• Artículo:
○ ○ ○ ○ ○
Una alianza poco santa

A mediados del siglo 19, Crimea fue el escenario de una de las guerras más paradójicas en la historia de la humanidad. Por un lado estaban las fuerzas rusas del Zar Nicolás I, y por el otro, los ejércitos conjuntos de Gran Bretaña, Francia y el Imperio Otomano (Turco). La guerra duró tres años (1853-1855) y se caracterizó por grandes errores estratégicos por parte de los aliados. Después de penurias, sufrimientos y reveses, la alianza logró tomar el puerto de Sebastopol -el que estuvo sitiado por más de un año- y la guerra terminó sin mayor pena ni gloria.

La razón formal del conflicto -la que, desde luego, no era la razón verdadera- fue el asesinato de un grupo de monjes rusos-ortodoxos en Belén por parte de la policía turca. El Zar Nicolás citó su obligación, bajo el Tratado de la Santa Alianza, de defender el cristianismo y le declaró la guerra a Turquía, país al que procedió a motejar como “el hombre enfermo de Europa”.
○ ○ ○ ○ ○
• Filas proporcionadas:
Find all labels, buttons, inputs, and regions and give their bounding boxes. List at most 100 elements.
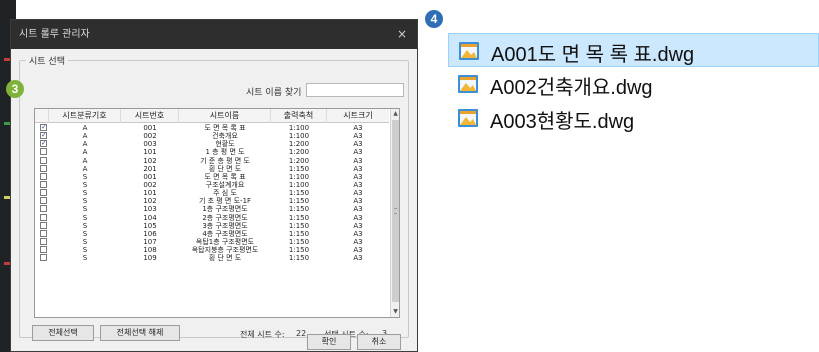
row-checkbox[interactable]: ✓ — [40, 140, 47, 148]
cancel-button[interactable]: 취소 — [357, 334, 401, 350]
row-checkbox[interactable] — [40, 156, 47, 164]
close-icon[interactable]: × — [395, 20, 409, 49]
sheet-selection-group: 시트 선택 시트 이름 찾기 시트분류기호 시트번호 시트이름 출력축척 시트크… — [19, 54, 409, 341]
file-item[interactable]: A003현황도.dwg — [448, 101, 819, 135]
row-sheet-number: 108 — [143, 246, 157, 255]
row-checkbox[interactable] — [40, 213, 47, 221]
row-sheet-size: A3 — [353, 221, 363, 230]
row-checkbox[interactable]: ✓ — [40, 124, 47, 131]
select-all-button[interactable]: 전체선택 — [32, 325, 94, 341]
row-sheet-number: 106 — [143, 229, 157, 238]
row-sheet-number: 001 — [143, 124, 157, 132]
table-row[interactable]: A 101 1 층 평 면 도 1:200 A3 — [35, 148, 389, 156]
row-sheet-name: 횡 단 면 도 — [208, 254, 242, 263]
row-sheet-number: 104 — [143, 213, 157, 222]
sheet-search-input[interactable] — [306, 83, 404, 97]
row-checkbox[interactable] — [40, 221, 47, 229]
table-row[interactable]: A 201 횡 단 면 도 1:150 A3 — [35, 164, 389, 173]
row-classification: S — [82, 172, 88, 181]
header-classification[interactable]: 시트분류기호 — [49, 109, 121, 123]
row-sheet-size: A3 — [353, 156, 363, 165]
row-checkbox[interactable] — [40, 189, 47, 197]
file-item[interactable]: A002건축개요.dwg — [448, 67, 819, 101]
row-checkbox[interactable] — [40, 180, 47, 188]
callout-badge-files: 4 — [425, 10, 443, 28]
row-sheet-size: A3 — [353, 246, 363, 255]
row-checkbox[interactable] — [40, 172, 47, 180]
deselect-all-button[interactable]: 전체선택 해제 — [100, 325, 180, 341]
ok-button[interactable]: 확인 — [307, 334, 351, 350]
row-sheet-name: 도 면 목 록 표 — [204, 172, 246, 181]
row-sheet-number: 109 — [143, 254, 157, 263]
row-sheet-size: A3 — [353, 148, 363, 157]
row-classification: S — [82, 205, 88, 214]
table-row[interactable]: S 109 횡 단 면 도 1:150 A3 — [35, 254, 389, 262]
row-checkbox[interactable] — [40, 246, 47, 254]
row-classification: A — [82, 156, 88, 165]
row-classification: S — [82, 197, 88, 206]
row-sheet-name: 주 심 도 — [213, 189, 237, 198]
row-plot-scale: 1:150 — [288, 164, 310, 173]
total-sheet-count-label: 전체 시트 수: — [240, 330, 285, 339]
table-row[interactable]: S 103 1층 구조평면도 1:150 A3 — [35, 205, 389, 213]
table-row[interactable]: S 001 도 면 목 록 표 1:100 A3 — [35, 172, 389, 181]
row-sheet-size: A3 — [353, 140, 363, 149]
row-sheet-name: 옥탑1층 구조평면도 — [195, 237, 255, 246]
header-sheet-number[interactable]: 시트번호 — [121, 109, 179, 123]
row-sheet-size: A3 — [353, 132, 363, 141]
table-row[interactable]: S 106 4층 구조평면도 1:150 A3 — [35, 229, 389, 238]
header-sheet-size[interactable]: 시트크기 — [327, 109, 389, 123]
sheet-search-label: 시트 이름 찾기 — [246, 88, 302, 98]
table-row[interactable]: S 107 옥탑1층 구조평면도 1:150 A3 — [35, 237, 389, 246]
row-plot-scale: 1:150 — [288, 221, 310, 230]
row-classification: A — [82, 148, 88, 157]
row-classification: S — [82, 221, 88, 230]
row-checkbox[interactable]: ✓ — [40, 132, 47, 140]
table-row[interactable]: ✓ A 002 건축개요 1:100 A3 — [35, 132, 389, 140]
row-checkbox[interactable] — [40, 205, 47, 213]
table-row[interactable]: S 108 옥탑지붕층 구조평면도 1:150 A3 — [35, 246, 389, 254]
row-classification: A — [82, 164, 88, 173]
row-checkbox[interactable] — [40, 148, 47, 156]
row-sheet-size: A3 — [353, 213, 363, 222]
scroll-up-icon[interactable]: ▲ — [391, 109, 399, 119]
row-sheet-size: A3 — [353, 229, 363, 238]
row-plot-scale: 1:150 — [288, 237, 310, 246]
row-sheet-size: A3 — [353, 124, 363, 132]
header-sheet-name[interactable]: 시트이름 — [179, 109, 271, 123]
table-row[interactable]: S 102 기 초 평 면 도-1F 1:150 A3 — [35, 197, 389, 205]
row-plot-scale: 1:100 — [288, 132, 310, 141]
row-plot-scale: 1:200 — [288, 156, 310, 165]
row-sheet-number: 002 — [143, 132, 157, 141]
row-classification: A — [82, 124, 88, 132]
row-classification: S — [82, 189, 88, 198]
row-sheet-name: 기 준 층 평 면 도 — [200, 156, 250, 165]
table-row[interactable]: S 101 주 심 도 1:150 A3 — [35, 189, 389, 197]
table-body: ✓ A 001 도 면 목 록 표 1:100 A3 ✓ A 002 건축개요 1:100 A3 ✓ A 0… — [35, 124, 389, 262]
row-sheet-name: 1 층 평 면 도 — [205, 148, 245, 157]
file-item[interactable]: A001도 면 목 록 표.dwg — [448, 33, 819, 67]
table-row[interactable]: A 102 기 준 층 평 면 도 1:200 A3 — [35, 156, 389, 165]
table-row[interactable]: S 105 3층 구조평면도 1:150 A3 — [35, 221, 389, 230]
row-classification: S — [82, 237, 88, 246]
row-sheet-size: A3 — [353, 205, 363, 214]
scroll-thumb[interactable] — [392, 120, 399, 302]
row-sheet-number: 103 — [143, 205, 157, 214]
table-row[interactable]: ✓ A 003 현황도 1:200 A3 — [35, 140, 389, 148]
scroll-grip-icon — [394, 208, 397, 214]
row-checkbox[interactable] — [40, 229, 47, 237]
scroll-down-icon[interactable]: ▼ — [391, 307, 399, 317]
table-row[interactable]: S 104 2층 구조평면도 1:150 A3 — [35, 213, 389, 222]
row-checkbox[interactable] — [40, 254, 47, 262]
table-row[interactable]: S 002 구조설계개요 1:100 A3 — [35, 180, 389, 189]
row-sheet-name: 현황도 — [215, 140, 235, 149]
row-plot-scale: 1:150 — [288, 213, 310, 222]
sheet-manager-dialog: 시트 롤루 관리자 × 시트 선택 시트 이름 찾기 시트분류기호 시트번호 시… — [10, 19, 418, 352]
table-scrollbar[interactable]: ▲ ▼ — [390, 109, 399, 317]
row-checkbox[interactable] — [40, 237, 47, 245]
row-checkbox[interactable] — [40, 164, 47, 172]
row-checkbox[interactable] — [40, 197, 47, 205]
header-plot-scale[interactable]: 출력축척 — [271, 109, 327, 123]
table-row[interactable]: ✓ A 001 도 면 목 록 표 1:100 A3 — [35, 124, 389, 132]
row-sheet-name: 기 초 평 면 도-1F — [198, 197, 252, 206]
○ ○ ○ ○ ○
• Ejercicios:
A. Según el artículo sobre la guerra de Crimea, ¿qué puerto logró tomar la alianza tras un largo sitio?
B. Prosigue el artículo sobre la guerra de Crimea a partir de su última oración.
Las filas no guardan relación con el artículo.

• Respuestas finales:
A. El puerto de Sebastopol.

B.
Todo el mundo -y ciertamente Nicolás- esperaban que los poderes europeos tomaran el partido de Rusia. Después de todo, se trataba de una guerra entre cristianos y mahometanos. Pero las cosas no se dieron como quería el buen zar. Tanto británicos como franceses -dos países que en esos momentos se aborrecían- entendieron que lo de los monjes y el pesebre de Belén no era más que una excusa burda; lo que los rusos querían era tomar Constantinopla y así tener acceso irrestricto al Mediterráneo. El plan era tan simple como diabólico: desde Sebastopol, la armada del zar zarparía hacia la capital otomana, la que caería sin poner demasiada resistencia -después de todo, se trataba de unos “enfermos”. Y una vez controlado el Bósforo, las naves del zar no tendrían inconveniente en patrullar -e incluso dominar- el preciado Mediterráneo, con sus apetecidas rutas comerciales.

Claro, eso no lo podían soportar ni Napoleón III ni la Reina Victoria. Y aunque se odiaran mutuamente y, en conjunto, despreciaran a los turcos -a quienes no sólo consideraban enfermos, sino que desahuciados-, formaron una alianza poco santa y procedieron a despachar fuerzas expedicionarias hacia el Mar Negro.

Las rencillas entre los comandantes aliados durante la duración del conflicto son legendarias. No sólo se pelearon turcos con franceses y con ingleses, y los europeos entre sí, sino que, además, hubo grandes bataholas entre los oficiales británicos. El conflicto mayor se dio entre dos cuñados: Lord Lucan y Lord Cardigan, quienes no vacilaron en poner en peligro las vidas de miles de soldados con tal de saldar sus cuentas pendientes.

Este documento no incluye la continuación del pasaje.